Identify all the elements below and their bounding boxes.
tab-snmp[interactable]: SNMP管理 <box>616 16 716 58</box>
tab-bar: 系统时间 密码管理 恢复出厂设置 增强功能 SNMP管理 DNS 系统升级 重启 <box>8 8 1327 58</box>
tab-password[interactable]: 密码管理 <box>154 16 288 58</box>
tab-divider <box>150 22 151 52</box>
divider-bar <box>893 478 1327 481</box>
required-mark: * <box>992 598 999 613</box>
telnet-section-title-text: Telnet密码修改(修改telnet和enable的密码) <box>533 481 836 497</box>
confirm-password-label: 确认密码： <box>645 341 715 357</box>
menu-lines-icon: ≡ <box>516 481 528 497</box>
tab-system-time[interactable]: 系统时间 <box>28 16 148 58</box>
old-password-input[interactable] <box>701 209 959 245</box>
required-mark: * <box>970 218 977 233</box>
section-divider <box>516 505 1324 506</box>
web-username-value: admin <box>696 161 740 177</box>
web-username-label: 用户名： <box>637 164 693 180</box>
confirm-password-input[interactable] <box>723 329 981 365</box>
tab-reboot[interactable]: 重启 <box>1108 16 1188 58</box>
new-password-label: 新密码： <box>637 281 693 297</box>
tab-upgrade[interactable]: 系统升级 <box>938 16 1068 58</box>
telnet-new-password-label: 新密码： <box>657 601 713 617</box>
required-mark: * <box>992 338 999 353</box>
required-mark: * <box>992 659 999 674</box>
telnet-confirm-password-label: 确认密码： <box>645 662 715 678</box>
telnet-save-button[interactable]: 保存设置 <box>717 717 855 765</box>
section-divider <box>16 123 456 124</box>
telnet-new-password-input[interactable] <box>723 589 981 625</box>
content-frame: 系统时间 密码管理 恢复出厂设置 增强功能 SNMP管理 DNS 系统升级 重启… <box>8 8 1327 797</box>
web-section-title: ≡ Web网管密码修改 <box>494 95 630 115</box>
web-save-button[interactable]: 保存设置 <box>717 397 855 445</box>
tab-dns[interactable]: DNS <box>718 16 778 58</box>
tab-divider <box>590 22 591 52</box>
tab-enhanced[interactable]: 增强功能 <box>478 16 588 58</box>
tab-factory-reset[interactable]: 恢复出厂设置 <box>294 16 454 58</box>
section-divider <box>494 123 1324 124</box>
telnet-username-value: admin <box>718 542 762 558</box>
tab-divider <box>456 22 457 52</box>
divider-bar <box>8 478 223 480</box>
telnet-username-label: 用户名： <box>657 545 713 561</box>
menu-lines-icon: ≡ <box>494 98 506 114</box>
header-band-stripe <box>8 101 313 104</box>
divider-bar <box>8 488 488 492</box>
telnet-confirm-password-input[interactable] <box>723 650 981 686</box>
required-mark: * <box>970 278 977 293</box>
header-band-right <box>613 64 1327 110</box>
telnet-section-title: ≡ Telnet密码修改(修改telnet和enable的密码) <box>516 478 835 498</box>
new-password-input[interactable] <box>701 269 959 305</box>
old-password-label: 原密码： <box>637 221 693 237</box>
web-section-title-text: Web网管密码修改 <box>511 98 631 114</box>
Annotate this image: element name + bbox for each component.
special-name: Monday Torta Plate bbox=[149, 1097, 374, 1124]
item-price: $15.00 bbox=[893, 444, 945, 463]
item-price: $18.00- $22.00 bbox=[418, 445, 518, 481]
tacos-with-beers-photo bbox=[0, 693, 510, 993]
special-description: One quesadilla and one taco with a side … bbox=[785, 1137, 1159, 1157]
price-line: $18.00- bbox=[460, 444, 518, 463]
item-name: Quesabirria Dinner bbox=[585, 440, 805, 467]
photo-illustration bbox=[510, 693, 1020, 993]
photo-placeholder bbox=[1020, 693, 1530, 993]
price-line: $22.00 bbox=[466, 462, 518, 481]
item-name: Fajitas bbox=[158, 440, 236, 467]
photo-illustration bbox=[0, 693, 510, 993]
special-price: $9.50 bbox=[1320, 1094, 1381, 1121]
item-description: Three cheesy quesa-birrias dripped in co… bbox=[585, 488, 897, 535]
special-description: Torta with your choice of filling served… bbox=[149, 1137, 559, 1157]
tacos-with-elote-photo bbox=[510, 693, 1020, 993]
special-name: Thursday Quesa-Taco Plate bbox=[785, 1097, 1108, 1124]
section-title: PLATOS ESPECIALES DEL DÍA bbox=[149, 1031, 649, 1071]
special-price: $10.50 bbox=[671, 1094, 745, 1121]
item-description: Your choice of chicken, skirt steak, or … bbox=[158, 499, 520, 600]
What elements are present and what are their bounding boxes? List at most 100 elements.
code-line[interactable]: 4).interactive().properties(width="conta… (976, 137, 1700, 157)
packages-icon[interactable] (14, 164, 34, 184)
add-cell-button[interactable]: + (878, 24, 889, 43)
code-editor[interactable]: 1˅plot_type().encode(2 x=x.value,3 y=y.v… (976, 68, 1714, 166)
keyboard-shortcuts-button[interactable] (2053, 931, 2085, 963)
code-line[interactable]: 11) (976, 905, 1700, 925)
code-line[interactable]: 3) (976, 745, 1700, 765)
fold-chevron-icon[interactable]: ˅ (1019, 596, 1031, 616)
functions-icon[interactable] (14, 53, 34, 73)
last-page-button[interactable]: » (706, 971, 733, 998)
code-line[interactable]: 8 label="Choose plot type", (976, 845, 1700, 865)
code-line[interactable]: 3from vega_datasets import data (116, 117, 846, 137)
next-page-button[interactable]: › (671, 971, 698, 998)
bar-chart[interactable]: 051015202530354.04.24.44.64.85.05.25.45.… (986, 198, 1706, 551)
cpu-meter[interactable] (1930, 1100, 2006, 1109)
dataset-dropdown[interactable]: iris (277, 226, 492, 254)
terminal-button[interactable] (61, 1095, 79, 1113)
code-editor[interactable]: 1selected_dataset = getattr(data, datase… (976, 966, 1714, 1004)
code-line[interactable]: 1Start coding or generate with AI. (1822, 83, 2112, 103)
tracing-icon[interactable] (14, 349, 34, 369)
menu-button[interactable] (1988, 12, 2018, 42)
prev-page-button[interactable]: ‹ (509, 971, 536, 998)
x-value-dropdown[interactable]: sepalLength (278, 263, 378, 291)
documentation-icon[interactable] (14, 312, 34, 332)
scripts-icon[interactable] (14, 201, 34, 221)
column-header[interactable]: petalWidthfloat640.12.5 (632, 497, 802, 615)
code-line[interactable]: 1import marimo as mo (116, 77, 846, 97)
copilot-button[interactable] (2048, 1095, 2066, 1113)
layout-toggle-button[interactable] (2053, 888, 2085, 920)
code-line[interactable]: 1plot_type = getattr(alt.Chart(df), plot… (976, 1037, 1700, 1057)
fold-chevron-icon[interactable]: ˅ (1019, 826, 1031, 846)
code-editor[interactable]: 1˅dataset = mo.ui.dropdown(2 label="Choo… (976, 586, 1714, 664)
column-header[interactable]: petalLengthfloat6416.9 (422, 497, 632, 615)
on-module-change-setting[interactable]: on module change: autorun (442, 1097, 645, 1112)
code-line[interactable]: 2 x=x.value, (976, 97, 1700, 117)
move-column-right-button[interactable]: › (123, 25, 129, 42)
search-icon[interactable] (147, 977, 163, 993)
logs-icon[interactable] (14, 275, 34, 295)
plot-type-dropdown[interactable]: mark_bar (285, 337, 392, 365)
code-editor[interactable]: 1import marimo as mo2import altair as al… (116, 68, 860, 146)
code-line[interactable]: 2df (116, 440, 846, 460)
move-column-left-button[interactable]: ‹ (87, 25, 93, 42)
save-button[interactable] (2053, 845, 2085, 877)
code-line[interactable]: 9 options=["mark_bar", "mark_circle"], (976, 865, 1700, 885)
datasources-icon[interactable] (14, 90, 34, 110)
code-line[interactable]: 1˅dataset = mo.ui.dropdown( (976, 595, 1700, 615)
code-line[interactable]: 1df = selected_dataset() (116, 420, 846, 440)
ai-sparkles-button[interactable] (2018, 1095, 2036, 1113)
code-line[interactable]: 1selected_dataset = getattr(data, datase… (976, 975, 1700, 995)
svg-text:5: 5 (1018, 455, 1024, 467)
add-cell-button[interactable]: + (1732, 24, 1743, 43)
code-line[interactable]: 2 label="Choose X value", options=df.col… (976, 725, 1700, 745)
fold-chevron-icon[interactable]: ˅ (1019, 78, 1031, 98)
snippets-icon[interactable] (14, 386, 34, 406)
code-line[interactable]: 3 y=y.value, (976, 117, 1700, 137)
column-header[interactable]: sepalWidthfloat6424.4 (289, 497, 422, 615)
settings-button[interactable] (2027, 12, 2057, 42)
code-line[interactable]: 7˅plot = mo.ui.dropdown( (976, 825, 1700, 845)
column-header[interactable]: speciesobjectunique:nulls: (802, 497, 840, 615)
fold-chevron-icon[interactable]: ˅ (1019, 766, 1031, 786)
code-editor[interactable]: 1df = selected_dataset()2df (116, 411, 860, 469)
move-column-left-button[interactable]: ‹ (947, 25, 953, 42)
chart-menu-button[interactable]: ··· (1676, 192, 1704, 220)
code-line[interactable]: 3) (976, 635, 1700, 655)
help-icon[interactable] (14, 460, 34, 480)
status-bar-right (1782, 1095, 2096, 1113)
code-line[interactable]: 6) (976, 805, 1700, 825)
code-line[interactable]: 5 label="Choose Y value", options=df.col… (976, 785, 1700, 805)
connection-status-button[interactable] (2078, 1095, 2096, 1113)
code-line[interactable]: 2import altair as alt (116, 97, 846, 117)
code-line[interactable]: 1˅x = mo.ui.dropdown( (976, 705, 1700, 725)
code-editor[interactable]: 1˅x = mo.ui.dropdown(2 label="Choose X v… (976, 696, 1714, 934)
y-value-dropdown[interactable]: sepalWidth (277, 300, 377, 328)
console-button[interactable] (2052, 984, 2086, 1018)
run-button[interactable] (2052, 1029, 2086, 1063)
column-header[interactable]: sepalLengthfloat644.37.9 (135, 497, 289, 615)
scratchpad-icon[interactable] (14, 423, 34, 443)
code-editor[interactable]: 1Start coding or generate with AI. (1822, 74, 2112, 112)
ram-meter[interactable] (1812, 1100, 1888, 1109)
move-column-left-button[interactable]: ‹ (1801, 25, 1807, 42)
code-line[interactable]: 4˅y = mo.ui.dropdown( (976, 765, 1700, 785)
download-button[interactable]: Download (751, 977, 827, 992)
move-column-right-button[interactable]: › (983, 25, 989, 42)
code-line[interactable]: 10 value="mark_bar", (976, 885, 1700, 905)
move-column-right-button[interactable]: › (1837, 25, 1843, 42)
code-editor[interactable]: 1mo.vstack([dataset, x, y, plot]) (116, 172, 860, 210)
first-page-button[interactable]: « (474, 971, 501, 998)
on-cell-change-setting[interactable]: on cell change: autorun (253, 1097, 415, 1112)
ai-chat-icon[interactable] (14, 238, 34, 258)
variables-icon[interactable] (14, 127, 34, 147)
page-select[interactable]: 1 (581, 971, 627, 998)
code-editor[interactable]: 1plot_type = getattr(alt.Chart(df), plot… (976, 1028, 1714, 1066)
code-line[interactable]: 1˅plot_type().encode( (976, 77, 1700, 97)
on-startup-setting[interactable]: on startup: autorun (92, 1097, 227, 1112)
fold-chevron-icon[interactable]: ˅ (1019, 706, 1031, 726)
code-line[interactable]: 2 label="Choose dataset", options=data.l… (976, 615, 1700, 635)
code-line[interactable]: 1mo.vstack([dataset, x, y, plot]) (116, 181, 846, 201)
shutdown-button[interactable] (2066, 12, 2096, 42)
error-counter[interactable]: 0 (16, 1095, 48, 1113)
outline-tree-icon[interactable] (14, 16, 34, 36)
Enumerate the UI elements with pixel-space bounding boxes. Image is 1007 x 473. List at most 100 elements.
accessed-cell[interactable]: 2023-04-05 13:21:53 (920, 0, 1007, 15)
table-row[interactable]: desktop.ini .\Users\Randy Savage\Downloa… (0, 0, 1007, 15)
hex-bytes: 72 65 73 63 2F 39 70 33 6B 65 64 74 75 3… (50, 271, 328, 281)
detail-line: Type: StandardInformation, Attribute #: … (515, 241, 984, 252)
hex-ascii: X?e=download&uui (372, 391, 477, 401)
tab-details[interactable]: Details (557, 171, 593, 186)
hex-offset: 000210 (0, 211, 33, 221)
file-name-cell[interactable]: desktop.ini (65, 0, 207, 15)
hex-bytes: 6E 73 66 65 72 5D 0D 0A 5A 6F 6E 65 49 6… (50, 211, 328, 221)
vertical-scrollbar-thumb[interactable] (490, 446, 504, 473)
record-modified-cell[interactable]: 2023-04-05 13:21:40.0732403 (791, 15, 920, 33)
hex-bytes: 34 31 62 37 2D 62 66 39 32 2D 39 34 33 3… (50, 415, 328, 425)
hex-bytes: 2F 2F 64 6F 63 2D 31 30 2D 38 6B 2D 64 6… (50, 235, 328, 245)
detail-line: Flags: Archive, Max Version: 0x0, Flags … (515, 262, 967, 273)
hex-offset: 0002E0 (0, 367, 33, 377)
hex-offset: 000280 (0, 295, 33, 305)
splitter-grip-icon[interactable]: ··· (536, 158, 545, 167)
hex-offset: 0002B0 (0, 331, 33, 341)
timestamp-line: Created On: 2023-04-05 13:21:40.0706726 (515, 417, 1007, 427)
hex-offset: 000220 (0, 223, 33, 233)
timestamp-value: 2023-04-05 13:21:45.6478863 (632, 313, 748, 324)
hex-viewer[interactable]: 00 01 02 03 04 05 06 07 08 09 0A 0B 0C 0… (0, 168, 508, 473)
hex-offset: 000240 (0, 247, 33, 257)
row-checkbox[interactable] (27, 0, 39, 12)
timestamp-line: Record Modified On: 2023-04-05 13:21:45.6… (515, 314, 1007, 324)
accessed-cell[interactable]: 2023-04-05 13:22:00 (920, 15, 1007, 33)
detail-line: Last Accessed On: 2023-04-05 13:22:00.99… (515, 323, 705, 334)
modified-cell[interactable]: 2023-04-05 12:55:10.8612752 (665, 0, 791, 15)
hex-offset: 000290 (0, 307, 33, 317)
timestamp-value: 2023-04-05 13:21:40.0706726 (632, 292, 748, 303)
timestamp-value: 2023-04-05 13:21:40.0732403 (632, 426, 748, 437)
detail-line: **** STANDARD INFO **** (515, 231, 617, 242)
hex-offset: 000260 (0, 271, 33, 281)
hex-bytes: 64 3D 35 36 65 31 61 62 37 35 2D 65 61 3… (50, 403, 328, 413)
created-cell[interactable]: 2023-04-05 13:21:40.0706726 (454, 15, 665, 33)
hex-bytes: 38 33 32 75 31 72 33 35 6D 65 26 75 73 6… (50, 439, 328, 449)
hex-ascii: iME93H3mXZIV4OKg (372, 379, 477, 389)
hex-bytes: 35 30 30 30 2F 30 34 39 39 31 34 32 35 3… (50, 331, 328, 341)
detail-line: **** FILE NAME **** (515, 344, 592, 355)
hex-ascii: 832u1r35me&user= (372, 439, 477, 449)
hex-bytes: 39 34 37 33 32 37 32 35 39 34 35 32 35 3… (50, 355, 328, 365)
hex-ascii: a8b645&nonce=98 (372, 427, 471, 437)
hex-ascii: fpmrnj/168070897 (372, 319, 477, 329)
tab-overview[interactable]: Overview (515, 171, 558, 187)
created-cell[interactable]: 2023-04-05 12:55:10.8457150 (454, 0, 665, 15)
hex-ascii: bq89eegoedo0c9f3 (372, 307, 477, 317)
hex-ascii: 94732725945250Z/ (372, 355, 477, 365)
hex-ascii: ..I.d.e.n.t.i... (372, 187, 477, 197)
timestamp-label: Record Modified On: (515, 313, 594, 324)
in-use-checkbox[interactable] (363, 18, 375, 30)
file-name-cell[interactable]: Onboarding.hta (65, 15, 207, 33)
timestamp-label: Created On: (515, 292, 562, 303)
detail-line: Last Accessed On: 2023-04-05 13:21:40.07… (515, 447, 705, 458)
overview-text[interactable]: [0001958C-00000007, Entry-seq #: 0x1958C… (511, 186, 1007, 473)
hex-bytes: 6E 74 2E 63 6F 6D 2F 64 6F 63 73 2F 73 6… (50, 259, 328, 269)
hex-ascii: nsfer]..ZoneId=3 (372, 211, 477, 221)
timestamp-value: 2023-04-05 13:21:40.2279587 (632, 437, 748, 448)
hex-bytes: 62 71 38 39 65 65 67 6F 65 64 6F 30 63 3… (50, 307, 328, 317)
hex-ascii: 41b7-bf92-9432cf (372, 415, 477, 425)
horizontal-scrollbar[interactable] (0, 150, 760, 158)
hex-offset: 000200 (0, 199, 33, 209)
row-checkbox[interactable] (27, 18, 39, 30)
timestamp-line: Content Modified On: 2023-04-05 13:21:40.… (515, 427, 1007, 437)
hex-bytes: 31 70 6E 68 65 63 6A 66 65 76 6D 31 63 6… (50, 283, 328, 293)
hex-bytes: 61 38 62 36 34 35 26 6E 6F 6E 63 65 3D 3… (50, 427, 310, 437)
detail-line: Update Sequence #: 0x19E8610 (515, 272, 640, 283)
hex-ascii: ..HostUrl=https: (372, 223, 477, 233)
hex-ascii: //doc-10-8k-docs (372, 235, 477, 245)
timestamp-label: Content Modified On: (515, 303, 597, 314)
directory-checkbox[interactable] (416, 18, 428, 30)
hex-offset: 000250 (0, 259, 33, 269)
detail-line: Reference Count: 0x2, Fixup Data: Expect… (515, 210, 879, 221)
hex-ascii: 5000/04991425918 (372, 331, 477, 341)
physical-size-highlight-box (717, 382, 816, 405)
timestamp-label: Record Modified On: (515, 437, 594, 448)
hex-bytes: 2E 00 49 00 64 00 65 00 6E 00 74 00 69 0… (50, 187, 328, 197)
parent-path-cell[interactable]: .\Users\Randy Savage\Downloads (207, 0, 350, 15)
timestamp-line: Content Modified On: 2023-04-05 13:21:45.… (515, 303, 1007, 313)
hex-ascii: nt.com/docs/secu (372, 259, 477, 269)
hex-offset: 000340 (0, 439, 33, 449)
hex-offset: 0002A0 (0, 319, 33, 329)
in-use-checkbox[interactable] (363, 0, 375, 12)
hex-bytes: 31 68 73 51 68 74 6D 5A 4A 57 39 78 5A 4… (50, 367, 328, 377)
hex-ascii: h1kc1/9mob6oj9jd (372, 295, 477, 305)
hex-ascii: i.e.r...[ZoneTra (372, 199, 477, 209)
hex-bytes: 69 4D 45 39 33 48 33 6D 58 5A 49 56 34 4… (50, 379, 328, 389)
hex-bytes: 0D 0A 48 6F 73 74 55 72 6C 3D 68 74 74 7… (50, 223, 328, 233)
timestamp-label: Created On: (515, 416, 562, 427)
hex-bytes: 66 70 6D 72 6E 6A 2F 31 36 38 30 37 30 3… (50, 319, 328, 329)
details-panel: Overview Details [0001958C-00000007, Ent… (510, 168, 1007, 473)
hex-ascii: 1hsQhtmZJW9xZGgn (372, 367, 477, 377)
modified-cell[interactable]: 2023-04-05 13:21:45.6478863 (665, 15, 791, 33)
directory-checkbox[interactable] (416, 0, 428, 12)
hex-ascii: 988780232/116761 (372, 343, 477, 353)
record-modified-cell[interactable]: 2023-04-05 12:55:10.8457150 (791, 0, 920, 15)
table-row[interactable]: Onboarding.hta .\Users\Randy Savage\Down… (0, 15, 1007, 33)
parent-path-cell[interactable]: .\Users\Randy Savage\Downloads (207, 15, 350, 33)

===============

- _Directions_:
Rewrite the material from its start through the line containing "tab-dns[interactable]: DNS <box>718", replacing "section-divider" with "section-separator" and keeping everything else unchanged.

- _Full output_:
Identify all the elements below and their bounding boxes.
tab-snmp[interactable]: SNMP管理 <box>616 16 716 58</box>
tab-bar: 系统时间 密码管理 恢复出厂设置 增强功能 SNMP管理 DNS 系统升级 重启 <box>8 8 1327 58</box>
tab-password[interactable]: 密码管理 <box>154 16 288 58</box>
tab-divider <box>150 22 151 52</box>
divider-bar <box>893 478 1327 481</box>
required-mark: * <box>992 598 999 613</box>
telnet-section-title-text: Telnet密码修改(修改telnet和enable的密码) <box>533 481 836 497</box>
confirm-password-label: 确认密码： <box>645 341 715 357</box>
menu-lines-icon: ≡ <box>516 481 528 497</box>
tab-system-time[interactable]: 系统时间 <box>28 16 148 58</box>
old-password-input[interactable] <box>701 209 959 245</box>
required-mark: * <box>970 218 977 233</box>
section-separator <box>516 505 1324 506</box>
web-username-value: admin <box>696 161 740 177</box>
web-username-label: 用户名： <box>637 164 693 180</box>
confirm-password-input[interactable] <box>723 329 981 365</box>
tab-reboot[interactable]: 重启 <box>1108 16 1188 58</box>
new-password-label: 新密码： <box>637 281 693 297</box>
tab-upgrade[interactable]: 系统升级 <box>938 16 1068 58</box>
telnet-new-password-label: 新密码： <box>657 601 713 617</box>
required-mark: * <box>992 338 999 353</box>
required-mark: * <box>992 659 999 674</box>
telnet-confirm-password-label: 确认密码： <box>645 662 715 678</box>
telnet-save-button[interactable]: 保存设置 <box>717 717 855 765</box>
section-separator <box>16 123 456 124</box>
telnet-new-password-input[interactable] <box>723 589 981 625</box>
content-frame: 系统时间 密码管理 恢复出厂设置 增强功能 SNMP管理 DNS 系统升级 重启… <box>8 8 1327 797</box>
web-section-title: ≡ Web网管密码修改 <box>494 95 630 115</box>
web-save-button[interactable]: 保存设置 <box>717 397 855 445</box>
tab-dns[interactable]: DNS <box>718 16 778 58</box>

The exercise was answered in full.